**Given instruction**
Look below for the line with "Extract the structured" and the line with "Decode this image"; repeat exactly those two lines and all lines between them, but no pictures.

(Figure record listings)
>>>>
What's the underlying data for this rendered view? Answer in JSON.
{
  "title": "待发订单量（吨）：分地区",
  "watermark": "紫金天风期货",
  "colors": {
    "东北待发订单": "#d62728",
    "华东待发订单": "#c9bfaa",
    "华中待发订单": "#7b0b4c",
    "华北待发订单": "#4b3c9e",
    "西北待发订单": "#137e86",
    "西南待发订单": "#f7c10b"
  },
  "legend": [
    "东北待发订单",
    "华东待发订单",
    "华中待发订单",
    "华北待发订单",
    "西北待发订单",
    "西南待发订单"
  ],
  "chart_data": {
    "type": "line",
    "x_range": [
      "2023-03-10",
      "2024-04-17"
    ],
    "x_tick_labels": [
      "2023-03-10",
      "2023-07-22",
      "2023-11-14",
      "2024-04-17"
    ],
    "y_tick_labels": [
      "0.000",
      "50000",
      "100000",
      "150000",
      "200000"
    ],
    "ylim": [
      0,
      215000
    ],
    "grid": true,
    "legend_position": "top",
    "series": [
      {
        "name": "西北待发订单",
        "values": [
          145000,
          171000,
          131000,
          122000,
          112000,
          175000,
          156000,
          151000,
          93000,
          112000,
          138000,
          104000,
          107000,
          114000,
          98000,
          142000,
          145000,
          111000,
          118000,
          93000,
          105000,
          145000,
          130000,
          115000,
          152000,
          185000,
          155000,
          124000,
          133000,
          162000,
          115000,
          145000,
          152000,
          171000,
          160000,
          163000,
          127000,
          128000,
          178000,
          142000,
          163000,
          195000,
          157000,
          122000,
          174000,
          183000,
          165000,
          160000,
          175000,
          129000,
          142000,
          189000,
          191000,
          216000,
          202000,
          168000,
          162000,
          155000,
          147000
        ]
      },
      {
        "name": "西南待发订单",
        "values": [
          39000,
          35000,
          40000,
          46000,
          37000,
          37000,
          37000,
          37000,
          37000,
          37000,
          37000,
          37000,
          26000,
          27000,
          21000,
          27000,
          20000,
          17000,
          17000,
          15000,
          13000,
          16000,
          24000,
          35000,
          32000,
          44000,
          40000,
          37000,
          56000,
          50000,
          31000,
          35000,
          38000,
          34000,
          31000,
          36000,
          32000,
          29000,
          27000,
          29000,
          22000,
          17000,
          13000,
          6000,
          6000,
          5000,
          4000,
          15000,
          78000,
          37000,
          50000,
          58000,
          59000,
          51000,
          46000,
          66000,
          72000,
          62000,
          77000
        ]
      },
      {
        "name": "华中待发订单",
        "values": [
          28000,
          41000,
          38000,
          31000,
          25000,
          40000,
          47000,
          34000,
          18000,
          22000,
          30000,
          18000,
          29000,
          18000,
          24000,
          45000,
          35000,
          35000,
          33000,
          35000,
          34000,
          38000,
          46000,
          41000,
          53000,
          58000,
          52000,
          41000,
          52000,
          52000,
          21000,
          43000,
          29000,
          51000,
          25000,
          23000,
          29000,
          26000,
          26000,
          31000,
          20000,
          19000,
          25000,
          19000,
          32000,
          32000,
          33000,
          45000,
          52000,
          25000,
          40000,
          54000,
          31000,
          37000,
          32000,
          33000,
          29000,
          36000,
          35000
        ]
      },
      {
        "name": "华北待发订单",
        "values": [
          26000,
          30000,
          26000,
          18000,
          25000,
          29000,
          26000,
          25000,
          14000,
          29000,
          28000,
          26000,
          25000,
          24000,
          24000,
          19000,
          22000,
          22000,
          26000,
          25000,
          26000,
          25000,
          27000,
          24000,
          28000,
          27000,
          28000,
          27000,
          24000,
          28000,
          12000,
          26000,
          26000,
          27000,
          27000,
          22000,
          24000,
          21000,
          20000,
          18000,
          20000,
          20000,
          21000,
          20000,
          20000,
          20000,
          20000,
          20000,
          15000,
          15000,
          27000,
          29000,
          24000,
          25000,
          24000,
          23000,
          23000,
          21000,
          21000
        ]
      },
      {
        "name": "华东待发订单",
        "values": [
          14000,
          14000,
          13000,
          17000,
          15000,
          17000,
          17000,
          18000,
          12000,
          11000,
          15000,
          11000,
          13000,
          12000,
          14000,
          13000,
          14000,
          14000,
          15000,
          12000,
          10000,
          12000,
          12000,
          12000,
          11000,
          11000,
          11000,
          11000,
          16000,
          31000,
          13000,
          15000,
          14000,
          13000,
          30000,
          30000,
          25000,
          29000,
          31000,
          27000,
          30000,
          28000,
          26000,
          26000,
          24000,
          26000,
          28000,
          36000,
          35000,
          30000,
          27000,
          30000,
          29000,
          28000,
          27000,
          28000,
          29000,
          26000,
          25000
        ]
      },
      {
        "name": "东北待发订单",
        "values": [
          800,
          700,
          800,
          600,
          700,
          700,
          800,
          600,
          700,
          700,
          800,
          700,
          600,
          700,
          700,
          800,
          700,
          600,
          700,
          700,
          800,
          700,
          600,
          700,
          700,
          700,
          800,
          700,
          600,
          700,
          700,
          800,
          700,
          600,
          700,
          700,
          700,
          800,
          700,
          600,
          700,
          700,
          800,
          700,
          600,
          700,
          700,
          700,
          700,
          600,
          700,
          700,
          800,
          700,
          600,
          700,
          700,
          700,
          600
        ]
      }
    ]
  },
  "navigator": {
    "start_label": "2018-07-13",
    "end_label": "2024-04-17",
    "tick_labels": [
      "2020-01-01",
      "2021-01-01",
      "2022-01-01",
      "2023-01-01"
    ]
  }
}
<<<<
>>>>
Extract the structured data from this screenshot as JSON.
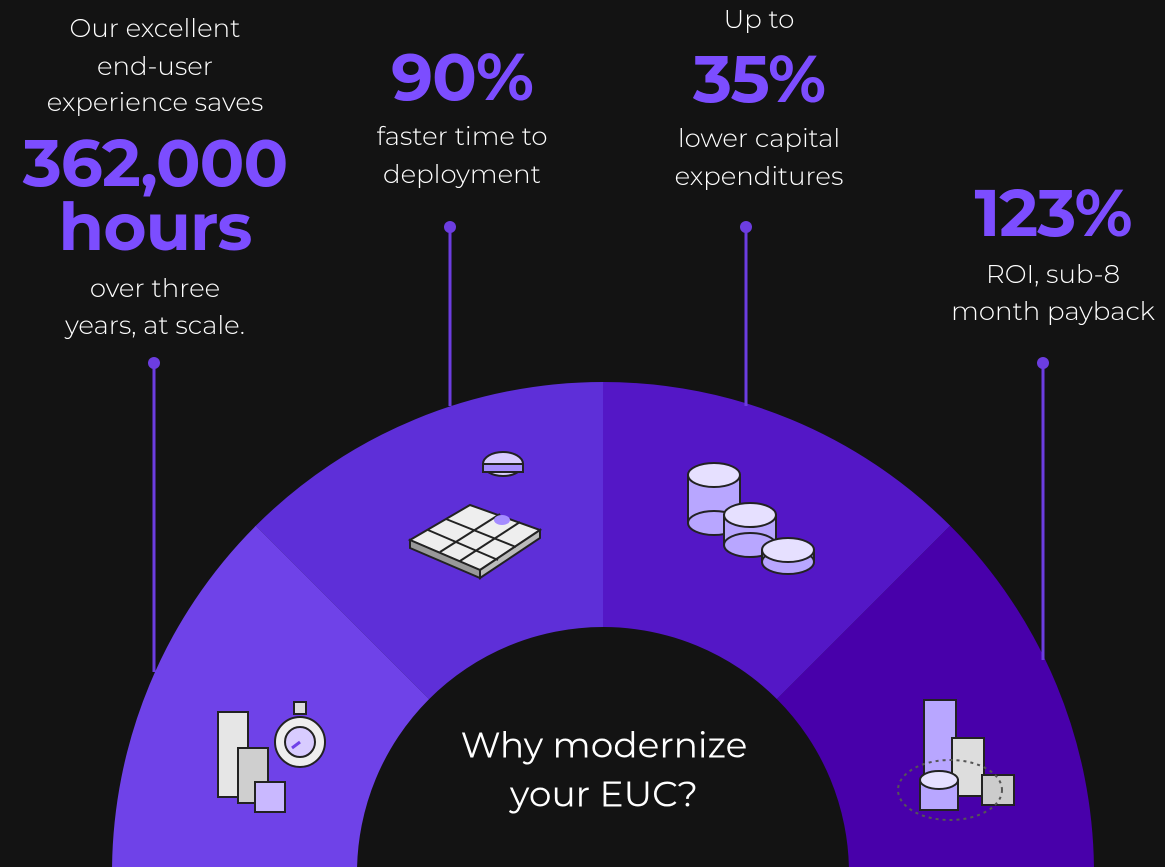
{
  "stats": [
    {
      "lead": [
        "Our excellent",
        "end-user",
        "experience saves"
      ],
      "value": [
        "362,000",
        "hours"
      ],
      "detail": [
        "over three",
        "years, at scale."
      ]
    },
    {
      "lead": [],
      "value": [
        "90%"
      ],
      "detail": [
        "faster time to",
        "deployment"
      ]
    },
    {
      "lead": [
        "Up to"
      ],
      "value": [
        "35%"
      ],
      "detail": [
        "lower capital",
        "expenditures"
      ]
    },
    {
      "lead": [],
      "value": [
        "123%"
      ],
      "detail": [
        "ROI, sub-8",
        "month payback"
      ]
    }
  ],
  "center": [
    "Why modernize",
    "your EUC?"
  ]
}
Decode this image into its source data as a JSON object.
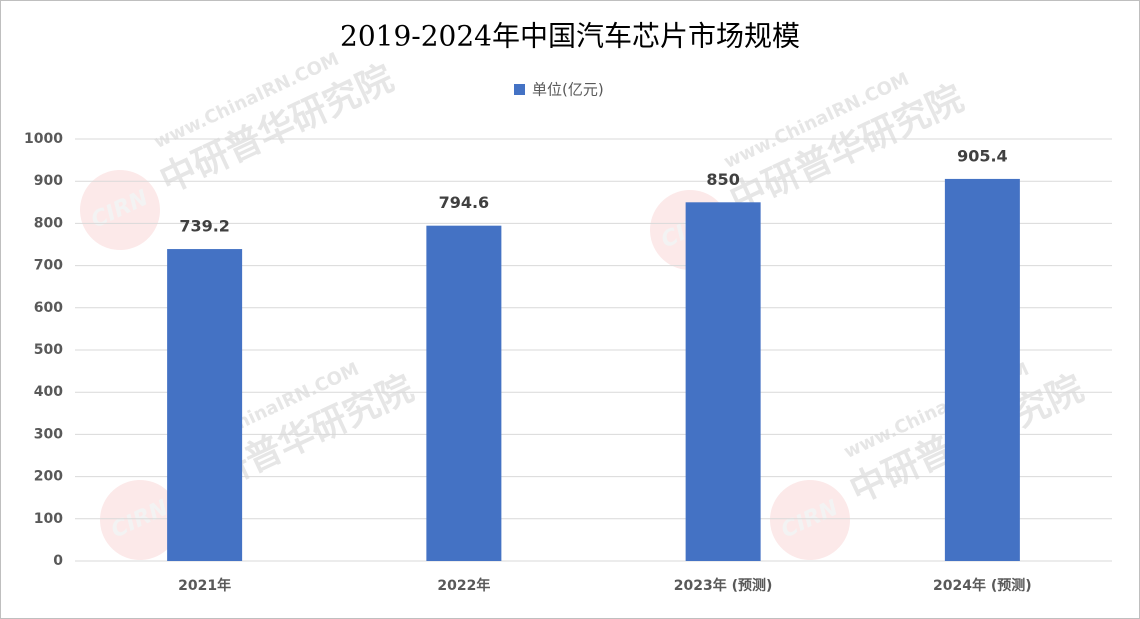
<<<<
>>>>
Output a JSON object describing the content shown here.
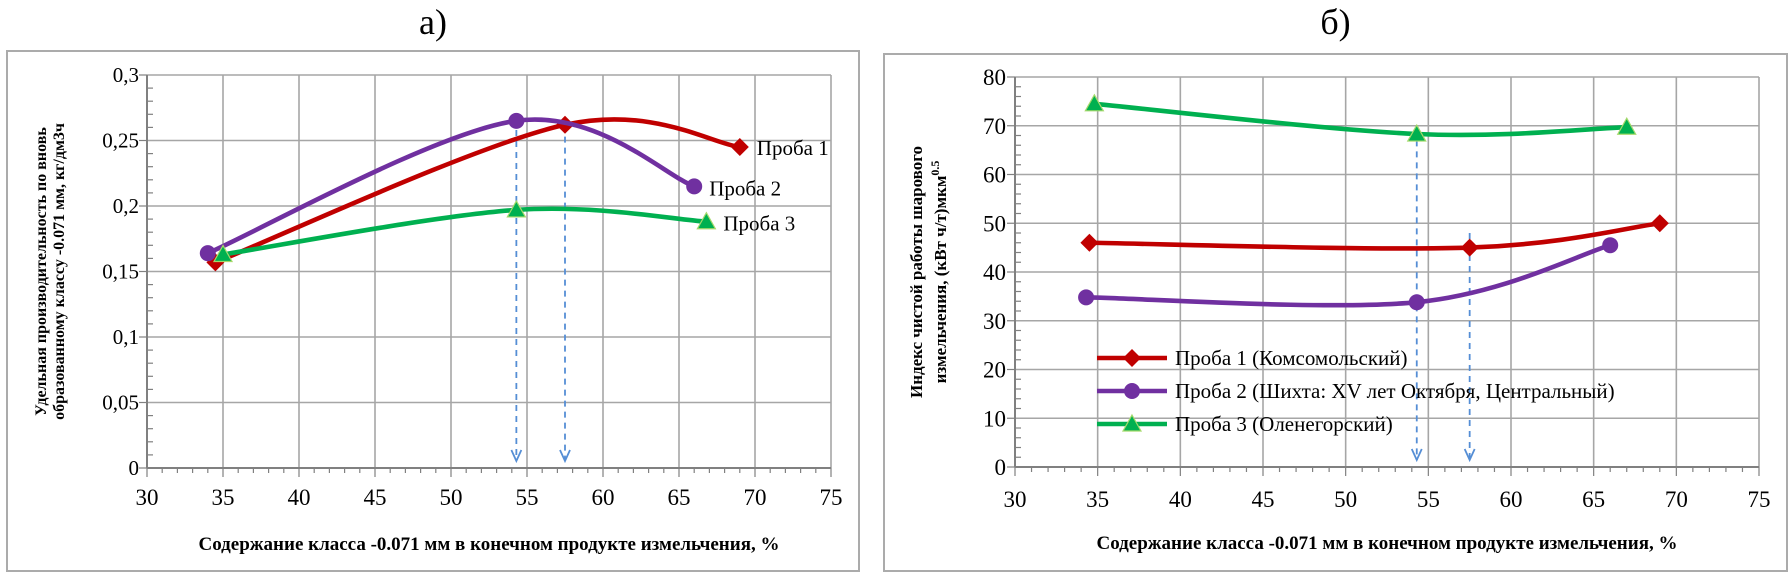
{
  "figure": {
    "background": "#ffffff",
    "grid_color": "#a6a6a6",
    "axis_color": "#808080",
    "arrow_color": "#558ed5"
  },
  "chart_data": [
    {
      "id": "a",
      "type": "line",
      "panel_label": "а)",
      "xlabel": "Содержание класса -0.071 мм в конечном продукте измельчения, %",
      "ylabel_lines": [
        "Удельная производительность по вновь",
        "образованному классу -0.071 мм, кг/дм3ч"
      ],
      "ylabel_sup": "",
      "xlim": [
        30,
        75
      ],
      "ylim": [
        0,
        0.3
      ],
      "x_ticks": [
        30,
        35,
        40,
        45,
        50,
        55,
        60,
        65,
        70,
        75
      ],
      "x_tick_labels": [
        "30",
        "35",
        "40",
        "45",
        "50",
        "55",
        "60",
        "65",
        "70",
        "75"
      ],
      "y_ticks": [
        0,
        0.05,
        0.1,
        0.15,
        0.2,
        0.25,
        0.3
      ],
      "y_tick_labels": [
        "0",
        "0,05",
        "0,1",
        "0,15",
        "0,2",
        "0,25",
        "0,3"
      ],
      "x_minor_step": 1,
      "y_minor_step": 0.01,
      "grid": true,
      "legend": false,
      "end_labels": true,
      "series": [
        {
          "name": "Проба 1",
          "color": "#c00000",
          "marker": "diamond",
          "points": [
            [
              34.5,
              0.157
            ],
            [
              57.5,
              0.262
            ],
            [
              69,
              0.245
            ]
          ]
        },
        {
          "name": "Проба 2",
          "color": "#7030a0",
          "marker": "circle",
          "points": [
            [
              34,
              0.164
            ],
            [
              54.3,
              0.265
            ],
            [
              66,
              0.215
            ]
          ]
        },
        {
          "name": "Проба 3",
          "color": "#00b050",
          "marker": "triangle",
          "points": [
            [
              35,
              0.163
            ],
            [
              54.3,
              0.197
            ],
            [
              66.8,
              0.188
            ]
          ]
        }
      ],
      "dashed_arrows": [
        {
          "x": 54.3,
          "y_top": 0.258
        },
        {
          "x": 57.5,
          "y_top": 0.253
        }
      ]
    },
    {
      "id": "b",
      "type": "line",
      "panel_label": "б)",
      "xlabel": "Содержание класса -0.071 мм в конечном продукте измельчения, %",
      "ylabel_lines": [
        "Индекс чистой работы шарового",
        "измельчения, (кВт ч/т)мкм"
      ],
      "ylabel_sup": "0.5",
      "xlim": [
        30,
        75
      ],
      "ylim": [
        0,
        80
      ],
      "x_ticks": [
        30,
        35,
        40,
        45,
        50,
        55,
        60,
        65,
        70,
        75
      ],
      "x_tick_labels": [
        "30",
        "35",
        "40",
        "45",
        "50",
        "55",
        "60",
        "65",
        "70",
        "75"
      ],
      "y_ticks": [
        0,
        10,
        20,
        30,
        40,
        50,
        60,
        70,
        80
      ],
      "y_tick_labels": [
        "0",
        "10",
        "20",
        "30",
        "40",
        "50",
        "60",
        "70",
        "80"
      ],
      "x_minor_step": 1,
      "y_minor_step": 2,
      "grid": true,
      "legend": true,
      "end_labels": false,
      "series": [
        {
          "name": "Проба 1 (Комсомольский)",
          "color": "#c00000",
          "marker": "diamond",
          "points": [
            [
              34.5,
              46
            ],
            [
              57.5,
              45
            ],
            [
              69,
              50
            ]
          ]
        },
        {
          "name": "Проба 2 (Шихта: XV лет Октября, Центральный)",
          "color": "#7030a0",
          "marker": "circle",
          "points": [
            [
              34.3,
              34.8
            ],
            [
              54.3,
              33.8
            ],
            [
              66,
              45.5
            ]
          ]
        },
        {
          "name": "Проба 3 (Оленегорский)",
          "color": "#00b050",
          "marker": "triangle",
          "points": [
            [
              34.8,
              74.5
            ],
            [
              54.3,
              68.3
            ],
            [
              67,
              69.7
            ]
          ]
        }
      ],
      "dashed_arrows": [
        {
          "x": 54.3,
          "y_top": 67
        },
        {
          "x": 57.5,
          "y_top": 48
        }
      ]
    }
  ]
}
<<<<
**Full response**
Extract the structured data from this screenshot as JSON.
{
  "stats": [
    {
      "lead": [
        "Our excellent",
        "end-user",
        "experience saves"
      ],
      "value": [
        "362,000",
        "hours"
      ],
      "detail": [
        "over three",
        "years, at scale."
      ]
    },
    {
      "lead": [],
      "value": [
        "90%"
      ],
      "detail": [
        "faster time to",
        "deployment"
      ]
    },
    {
      "lead": [
        "Up to"
      ],
      "value": [
        "35%"
      ],
      "detail": [
        "lower capital",
        "expenditures"
      ]
    },
    {
      "lead": [],
      "value": [
        "123%"
      ],
      "detail": [
        "ROI, sub-8",
        "month payback"
      ]
    }
  ],
  "center": [
    "Why modernize",
    "your EUC?"
  ]
}
Decode this image into its source data as a JSON object.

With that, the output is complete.